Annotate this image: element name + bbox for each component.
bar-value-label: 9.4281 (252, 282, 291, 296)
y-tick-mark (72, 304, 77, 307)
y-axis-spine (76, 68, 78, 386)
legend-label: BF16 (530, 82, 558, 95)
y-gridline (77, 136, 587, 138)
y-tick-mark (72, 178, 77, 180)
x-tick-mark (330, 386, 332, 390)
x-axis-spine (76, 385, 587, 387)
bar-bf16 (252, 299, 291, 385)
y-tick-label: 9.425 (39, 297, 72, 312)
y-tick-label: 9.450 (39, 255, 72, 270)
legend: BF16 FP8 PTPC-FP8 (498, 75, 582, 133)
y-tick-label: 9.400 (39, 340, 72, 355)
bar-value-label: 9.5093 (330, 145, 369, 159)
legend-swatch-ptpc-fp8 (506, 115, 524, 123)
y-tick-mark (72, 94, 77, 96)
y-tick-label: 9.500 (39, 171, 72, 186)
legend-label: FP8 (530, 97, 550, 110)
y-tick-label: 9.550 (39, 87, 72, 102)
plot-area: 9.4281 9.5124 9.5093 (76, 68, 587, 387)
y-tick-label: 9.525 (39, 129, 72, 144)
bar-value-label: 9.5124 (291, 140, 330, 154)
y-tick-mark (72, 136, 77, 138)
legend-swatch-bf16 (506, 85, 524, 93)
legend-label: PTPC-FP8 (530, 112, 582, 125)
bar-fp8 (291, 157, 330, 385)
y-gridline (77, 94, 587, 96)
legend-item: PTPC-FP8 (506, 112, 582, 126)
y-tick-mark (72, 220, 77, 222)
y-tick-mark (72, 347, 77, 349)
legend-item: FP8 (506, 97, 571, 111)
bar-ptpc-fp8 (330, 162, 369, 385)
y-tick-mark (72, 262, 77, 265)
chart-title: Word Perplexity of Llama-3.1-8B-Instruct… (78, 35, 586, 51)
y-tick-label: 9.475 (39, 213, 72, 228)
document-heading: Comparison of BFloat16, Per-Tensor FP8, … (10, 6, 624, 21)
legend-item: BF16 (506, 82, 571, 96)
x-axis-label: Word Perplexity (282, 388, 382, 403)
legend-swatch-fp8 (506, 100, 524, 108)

::::::

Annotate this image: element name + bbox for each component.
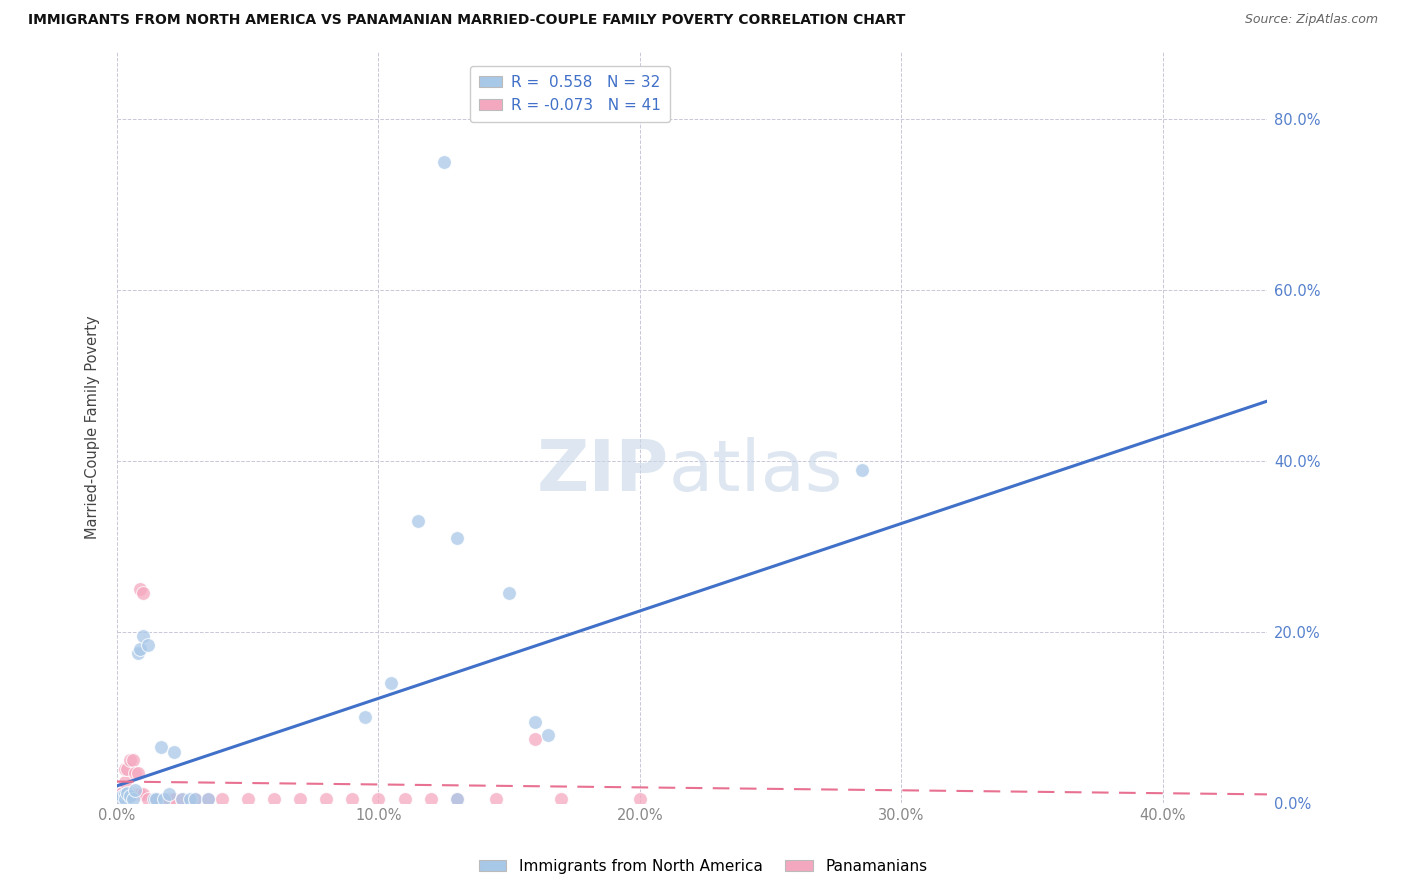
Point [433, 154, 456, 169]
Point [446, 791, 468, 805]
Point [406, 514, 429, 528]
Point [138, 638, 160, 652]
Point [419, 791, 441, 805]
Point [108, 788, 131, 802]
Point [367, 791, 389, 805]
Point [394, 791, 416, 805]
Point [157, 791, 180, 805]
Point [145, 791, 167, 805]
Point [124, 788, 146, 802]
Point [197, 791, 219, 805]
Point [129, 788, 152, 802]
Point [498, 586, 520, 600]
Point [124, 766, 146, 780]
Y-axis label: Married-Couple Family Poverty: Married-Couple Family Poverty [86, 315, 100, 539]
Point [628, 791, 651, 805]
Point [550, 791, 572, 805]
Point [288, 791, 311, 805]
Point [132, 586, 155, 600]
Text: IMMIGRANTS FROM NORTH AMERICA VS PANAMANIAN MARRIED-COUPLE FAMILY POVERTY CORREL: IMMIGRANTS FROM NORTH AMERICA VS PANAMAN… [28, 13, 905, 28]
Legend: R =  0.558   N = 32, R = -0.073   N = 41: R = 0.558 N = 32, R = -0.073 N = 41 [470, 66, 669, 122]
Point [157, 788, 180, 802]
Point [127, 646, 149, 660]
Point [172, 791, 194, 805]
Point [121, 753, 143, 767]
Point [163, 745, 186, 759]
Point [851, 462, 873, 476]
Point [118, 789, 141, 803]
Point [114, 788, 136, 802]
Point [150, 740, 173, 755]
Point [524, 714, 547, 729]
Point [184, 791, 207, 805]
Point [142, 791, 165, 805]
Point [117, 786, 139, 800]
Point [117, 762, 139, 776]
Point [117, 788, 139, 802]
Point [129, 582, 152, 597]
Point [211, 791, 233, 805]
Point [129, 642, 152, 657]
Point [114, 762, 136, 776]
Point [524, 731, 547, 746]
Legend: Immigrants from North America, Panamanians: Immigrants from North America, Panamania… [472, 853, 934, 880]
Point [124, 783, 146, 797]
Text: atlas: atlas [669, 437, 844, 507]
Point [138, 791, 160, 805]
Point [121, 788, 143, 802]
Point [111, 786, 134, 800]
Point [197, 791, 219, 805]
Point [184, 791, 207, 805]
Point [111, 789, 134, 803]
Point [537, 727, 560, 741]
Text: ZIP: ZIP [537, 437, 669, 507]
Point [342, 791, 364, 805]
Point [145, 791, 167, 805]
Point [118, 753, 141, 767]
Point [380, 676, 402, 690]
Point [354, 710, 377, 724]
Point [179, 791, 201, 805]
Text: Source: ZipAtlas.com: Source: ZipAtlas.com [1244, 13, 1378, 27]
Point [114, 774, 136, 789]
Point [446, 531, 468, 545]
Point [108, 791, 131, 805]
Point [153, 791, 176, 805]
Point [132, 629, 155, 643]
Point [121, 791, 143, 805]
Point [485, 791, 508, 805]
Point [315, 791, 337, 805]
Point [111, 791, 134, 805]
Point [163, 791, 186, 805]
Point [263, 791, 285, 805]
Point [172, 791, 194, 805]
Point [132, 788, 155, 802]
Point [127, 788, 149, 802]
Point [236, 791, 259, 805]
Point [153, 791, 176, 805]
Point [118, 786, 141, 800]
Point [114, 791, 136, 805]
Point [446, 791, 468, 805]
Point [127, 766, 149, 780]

::::::

#### WHAT YOU SHOULD DO:
Change "Legend" to "Key" in the lines between the one holding "Point [433, 154, 456, 169]" and the one holding "Point [380, 676, 402, 690]", inclusive. Write out only those lines, leaving everything else in them as it is.

#### TASK RESULT:
Point [433, 154, 456, 169]
Point [446, 791, 468, 805]
Point [406, 514, 429, 528]
Point [138, 638, 160, 652]
Point [419, 791, 441, 805]
Point [108, 788, 131, 802]
Point [367, 791, 389, 805]
Point [394, 791, 416, 805]
Point [157, 791, 180, 805]
Point [145, 791, 167, 805]
Point [124, 788, 146, 802]
Point [197, 791, 219, 805]
Point [129, 788, 152, 802]
Point [498, 586, 520, 600]
Point [124, 766, 146, 780]
Y-axis label: Married-Couple Family Poverty: Married-Couple Family Poverty [86, 315, 100, 539]
Point [628, 791, 651, 805]
Point [550, 791, 572, 805]
Point [288, 791, 311, 805]
Point [132, 586, 155, 600]
Text: IMMIGRANTS FROM NORTH AMERICA VS PANAMANIAN MARRIED-COUPLE FAMILY POVERTY CORREL: IMMIGRANTS FROM NORTH AMERICA VS PANAMAN… [28, 13, 905, 28]
Key: R =  0.558   N = 32, R = -0.073   N = 41: R = 0.558 N = 32, R = -0.073 N = 41 [470, 66, 669, 122]
Point [157, 788, 180, 802]
Point [127, 646, 149, 660]
Point [172, 791, 194, 805]
Point [121, 753, 143, 767]
Point [163, 745, 186, 759]
Point [851, 462, 873, 476]
Point [118, 789, 141, 803]
Point [114, 788, 136, 802]
Point [150, 740, 173, 755]
Point [524, 714, 547, 729]
Point [184, 791, 207, 805]
Point [142, 791, 165, 805]
Point [117, 786, 139, 800]
Point [117, 762, 139, 776]
Point [117, 788, 139, 802]
Point [129, 582, 152, 597]
Point [211, 791, 233, 805]
Point [129, 642, 152, 657]
Point [114, 762, 136, 776]
Point [524, 731, 547, 746]
Key: Immigrants from North America, Panamanians: Immigrants from North America, Panamania… [472, 853, 934, 880]
Point [124, 783, 146, 797]
Text: atlas: atlas [669, 437, 844, 507]
Point [138, 791, 160, 805]
Point [121, 788, 143, 802]
Point [111, 786, 134, 800]
Point [197, 791, 219, 805]
Point [184, 791, 207, 805]
Point [111, 789, 134, 803]
Point [537, 727, 560, 741]
Text: ZIP: ZIP [537, 437, 669, 507]
Point [342, 791, 364, 805]
Point [145, 791, 167, 805]
Point [118, 753, 141, 767]
Point [380, 676, 402, 690]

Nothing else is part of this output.